• **Goal of the exercise**
In the records that follow, locate every line with "Opportunità" and extract it.

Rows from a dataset
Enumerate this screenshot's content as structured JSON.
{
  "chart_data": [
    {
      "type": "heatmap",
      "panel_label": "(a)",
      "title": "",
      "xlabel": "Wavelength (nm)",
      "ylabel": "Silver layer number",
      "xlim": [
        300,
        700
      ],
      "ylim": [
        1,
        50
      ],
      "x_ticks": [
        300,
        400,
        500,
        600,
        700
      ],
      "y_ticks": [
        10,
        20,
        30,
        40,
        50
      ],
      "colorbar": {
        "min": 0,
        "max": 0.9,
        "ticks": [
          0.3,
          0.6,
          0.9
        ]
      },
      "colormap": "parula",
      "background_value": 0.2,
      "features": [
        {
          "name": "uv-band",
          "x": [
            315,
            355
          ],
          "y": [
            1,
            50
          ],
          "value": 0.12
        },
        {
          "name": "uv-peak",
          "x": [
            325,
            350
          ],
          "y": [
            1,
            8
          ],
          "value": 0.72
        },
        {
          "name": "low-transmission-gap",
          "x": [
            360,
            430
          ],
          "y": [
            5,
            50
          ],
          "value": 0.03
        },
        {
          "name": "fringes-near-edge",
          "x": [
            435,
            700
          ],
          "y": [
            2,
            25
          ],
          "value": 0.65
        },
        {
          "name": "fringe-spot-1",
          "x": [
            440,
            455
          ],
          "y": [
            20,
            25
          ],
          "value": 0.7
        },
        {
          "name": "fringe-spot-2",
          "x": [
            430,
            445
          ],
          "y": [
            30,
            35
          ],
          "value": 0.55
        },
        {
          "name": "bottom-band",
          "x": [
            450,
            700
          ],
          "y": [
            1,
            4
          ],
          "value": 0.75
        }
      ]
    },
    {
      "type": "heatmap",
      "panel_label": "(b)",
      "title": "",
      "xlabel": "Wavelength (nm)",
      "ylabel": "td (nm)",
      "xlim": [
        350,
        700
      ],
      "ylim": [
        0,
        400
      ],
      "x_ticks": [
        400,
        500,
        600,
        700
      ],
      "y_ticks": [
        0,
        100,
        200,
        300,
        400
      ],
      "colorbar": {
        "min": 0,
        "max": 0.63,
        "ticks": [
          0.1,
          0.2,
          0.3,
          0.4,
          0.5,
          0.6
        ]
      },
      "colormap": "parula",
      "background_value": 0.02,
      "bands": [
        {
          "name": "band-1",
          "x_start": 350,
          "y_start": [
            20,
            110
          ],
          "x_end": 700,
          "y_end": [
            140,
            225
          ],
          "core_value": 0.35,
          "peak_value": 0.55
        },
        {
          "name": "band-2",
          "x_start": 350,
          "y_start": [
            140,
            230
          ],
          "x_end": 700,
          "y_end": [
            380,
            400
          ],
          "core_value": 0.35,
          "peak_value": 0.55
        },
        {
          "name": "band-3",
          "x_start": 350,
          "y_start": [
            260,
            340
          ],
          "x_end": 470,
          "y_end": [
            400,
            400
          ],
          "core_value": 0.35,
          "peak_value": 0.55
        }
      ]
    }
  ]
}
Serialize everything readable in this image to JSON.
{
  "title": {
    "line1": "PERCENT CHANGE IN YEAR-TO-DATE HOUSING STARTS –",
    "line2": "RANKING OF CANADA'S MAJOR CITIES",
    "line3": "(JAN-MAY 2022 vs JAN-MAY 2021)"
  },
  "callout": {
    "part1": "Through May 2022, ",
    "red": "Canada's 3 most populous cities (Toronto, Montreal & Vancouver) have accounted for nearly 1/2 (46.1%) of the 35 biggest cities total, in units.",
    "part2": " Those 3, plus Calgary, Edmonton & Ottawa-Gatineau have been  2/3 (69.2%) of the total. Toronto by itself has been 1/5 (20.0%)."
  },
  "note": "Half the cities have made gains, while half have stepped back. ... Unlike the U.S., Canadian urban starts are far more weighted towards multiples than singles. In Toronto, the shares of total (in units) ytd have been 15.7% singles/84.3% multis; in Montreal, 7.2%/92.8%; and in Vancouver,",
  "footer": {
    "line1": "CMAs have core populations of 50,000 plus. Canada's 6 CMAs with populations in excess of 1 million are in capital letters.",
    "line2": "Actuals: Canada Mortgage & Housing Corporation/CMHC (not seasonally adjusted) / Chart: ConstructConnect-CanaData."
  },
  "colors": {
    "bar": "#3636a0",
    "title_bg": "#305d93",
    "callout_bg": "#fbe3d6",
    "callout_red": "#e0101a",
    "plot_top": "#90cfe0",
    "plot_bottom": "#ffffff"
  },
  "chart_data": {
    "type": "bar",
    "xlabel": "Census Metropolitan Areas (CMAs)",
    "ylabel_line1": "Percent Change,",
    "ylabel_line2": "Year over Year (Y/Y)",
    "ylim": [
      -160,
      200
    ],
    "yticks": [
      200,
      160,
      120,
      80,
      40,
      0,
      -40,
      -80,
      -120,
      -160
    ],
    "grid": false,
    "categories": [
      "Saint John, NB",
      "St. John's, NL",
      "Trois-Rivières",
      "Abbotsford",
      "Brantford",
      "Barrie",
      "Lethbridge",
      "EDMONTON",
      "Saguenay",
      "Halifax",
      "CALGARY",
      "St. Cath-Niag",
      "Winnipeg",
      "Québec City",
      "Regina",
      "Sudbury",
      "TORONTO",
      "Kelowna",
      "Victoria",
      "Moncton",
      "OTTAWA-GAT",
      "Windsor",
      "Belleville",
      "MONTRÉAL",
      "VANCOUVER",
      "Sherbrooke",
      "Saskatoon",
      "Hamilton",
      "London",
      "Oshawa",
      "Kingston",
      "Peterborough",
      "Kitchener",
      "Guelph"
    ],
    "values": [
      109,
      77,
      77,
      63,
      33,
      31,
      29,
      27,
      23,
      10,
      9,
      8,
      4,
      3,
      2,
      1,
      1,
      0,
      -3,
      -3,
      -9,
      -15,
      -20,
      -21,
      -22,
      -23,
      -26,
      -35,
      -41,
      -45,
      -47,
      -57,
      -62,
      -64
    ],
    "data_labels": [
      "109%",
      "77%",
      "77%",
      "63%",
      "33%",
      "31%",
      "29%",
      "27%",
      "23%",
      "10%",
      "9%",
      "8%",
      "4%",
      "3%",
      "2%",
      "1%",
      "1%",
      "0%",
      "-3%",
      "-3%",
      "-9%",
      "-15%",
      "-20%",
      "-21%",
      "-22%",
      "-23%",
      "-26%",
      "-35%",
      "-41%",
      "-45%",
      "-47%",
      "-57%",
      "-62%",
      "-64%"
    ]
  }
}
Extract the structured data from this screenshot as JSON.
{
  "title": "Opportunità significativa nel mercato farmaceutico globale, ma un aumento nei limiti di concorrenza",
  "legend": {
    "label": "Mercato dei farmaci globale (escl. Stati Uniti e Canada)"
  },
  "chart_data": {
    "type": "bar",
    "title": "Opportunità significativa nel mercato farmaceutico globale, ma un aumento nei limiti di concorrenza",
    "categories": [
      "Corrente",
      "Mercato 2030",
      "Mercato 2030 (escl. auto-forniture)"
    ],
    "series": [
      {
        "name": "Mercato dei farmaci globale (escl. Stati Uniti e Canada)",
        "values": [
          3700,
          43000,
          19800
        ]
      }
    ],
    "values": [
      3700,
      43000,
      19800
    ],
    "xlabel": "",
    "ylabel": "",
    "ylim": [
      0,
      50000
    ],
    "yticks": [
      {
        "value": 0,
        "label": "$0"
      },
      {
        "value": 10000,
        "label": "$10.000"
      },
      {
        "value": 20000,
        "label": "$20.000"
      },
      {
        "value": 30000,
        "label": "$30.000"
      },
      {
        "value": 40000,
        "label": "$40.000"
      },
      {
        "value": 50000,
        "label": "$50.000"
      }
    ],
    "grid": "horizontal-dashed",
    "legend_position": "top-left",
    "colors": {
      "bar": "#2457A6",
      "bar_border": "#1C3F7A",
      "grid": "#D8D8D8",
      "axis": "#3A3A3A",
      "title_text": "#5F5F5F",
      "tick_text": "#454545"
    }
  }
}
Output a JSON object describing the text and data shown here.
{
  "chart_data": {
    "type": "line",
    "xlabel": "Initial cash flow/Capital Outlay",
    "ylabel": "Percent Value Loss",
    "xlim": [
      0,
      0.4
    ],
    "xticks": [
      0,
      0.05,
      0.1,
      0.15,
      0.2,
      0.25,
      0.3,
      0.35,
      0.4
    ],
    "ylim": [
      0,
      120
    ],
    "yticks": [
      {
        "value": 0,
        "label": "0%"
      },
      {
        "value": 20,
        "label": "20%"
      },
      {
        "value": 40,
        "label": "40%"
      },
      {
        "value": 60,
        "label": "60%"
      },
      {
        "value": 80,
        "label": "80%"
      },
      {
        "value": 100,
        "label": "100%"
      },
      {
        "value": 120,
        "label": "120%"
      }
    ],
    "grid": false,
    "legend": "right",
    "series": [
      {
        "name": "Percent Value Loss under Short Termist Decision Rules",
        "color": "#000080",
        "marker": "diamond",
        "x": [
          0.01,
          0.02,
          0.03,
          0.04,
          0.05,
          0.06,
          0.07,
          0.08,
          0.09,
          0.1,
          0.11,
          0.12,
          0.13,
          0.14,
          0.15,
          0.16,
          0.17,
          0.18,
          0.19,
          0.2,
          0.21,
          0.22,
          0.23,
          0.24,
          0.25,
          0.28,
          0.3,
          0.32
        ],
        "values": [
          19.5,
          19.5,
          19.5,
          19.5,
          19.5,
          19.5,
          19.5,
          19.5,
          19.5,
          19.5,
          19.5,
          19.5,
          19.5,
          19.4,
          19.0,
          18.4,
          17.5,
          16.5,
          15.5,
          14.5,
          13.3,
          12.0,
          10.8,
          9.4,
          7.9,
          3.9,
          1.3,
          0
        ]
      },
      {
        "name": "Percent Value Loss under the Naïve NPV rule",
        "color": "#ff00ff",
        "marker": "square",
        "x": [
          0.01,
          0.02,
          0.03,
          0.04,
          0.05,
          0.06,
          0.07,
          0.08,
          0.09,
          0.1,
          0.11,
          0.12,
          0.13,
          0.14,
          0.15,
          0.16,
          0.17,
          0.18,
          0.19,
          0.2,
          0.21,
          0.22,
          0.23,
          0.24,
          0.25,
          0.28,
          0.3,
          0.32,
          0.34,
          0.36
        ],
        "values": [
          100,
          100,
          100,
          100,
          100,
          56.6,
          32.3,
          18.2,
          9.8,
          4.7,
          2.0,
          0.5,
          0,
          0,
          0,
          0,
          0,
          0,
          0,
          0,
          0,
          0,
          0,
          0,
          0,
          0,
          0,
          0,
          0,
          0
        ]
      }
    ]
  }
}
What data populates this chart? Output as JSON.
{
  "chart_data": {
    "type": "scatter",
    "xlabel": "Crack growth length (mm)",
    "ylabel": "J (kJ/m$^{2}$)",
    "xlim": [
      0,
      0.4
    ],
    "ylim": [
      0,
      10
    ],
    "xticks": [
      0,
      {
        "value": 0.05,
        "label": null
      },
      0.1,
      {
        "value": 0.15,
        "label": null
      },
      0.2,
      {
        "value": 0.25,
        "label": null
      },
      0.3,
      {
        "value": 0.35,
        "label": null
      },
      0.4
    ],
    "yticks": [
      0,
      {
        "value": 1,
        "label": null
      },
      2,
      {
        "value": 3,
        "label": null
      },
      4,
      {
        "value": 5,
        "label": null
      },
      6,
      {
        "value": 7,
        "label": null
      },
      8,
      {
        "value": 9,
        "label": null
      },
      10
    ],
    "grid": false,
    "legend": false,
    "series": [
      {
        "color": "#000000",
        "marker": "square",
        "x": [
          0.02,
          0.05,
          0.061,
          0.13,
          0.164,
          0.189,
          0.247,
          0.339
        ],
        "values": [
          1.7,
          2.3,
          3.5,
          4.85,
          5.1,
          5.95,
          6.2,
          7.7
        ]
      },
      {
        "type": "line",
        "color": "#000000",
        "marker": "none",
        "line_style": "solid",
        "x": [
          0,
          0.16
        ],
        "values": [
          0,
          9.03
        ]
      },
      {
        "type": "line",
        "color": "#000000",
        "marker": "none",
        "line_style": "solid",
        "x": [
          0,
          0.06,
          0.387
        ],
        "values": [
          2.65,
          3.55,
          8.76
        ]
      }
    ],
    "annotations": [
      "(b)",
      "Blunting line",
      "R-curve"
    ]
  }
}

• **Answer**
  "title": "Opportunità significativa nel mercato farmaceutico globale, ma un aumento nei limiti di concorrenza",
    "title": "Opportunità significativa nel mercato farmaceutico globale, ma un aumento nei limiti di concorrenza",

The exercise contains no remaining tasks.